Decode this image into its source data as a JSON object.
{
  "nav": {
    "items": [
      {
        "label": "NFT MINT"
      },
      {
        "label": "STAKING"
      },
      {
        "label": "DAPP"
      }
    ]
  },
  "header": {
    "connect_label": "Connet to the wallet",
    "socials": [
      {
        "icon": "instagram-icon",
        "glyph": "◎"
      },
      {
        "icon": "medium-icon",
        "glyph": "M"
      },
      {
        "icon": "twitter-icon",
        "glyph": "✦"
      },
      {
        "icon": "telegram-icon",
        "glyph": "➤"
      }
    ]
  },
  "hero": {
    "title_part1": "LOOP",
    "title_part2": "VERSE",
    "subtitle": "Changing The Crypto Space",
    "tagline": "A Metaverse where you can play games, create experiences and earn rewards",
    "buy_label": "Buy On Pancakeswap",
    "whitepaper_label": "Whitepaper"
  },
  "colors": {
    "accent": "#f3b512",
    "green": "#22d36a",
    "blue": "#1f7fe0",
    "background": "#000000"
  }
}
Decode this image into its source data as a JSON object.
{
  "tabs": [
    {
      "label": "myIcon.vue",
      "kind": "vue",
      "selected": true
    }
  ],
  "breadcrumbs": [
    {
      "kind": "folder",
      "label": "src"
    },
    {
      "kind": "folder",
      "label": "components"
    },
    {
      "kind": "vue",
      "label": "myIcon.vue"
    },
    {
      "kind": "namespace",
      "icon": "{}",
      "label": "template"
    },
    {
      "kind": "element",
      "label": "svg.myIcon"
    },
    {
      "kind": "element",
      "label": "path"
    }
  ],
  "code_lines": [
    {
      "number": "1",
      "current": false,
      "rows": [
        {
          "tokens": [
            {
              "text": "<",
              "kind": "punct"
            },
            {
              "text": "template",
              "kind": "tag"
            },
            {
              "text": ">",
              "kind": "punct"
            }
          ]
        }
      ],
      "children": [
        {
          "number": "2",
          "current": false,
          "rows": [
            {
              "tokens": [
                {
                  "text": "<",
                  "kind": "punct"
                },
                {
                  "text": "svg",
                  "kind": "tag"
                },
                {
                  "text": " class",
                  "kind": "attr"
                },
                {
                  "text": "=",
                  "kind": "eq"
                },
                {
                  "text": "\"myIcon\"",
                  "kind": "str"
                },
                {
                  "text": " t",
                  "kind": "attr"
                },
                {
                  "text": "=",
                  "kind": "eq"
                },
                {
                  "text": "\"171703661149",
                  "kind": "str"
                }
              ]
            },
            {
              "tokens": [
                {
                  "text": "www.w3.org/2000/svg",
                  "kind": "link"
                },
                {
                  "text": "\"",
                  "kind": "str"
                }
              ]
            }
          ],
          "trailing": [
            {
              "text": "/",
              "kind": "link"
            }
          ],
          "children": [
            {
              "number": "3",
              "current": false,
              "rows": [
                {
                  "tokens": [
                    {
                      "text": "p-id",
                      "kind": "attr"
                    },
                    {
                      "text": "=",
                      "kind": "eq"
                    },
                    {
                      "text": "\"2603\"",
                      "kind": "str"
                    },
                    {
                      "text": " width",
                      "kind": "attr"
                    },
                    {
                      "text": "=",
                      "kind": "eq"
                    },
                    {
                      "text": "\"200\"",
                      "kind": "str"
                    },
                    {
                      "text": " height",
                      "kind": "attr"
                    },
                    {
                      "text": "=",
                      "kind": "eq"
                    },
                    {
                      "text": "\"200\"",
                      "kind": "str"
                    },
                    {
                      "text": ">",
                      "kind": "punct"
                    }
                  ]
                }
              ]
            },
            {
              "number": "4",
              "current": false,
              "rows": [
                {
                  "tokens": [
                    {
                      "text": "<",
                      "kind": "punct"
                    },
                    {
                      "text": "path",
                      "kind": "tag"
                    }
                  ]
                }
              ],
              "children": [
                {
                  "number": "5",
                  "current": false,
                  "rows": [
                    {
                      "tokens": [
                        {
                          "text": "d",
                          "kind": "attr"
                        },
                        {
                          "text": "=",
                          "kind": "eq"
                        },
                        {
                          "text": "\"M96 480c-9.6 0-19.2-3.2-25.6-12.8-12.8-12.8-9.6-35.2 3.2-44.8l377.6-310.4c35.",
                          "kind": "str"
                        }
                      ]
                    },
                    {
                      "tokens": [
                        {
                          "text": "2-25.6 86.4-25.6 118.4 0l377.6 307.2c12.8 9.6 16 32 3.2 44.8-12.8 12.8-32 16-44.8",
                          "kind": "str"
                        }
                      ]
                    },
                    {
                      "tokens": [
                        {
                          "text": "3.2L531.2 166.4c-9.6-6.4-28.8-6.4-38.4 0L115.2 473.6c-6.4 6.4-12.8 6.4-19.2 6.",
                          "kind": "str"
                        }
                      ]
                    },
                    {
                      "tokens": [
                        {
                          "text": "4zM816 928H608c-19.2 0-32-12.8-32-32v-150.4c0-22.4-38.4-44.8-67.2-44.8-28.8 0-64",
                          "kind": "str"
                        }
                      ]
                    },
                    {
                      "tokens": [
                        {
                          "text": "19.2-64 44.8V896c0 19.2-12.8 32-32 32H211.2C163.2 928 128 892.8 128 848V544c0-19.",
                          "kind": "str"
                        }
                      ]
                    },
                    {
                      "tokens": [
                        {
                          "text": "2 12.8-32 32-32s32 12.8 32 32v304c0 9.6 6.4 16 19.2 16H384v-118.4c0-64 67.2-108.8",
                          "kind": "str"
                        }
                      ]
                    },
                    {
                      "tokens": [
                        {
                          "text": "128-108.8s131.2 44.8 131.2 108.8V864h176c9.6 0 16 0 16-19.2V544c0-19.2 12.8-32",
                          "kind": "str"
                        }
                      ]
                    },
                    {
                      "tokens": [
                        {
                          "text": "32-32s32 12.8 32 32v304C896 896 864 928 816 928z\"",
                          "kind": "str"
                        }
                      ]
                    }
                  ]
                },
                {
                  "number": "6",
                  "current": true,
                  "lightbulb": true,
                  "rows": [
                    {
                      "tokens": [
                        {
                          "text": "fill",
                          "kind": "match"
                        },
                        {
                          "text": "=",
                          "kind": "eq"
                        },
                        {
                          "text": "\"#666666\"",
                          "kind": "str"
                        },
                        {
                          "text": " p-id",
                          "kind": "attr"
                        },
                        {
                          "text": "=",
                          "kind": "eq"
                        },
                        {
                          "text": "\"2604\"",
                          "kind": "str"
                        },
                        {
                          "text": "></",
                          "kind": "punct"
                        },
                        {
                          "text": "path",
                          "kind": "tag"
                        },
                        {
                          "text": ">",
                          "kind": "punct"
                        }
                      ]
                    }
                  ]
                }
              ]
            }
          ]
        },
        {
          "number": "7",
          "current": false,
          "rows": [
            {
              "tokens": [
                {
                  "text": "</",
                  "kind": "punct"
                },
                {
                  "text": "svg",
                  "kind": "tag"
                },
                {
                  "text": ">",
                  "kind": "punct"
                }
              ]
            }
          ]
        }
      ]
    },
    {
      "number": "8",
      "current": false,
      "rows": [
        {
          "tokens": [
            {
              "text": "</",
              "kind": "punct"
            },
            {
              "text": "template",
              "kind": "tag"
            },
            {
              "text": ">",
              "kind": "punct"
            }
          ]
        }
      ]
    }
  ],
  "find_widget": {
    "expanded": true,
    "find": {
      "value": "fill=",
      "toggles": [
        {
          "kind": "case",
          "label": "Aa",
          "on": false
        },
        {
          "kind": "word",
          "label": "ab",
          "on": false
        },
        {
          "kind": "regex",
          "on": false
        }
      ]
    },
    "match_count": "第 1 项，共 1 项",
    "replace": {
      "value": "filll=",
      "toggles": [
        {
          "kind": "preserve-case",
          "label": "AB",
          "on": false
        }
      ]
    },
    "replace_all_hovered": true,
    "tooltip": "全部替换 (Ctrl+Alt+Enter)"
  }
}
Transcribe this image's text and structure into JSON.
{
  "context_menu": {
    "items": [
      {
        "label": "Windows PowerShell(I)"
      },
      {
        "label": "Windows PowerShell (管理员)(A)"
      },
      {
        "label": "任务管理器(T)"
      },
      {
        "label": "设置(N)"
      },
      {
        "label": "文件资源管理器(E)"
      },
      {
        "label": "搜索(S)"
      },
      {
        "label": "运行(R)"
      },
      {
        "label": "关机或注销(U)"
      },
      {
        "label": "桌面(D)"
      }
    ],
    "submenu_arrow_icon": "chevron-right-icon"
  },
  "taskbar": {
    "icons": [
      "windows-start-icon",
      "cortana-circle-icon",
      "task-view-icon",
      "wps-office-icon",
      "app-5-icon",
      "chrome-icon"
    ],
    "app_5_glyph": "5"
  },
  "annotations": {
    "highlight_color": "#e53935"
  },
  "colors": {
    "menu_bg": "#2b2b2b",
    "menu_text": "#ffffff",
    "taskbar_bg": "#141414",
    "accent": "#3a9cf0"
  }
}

● ● ● ●

In the entries above, locate every line with the word "number" and copy it.

- COMPLETED TASK
      "number": "1",
          "number": "2",
              "number": "3",
              "number": "4",
                  "number": "5",
                  "number": "6",
          "number": "7",
      "number": "8",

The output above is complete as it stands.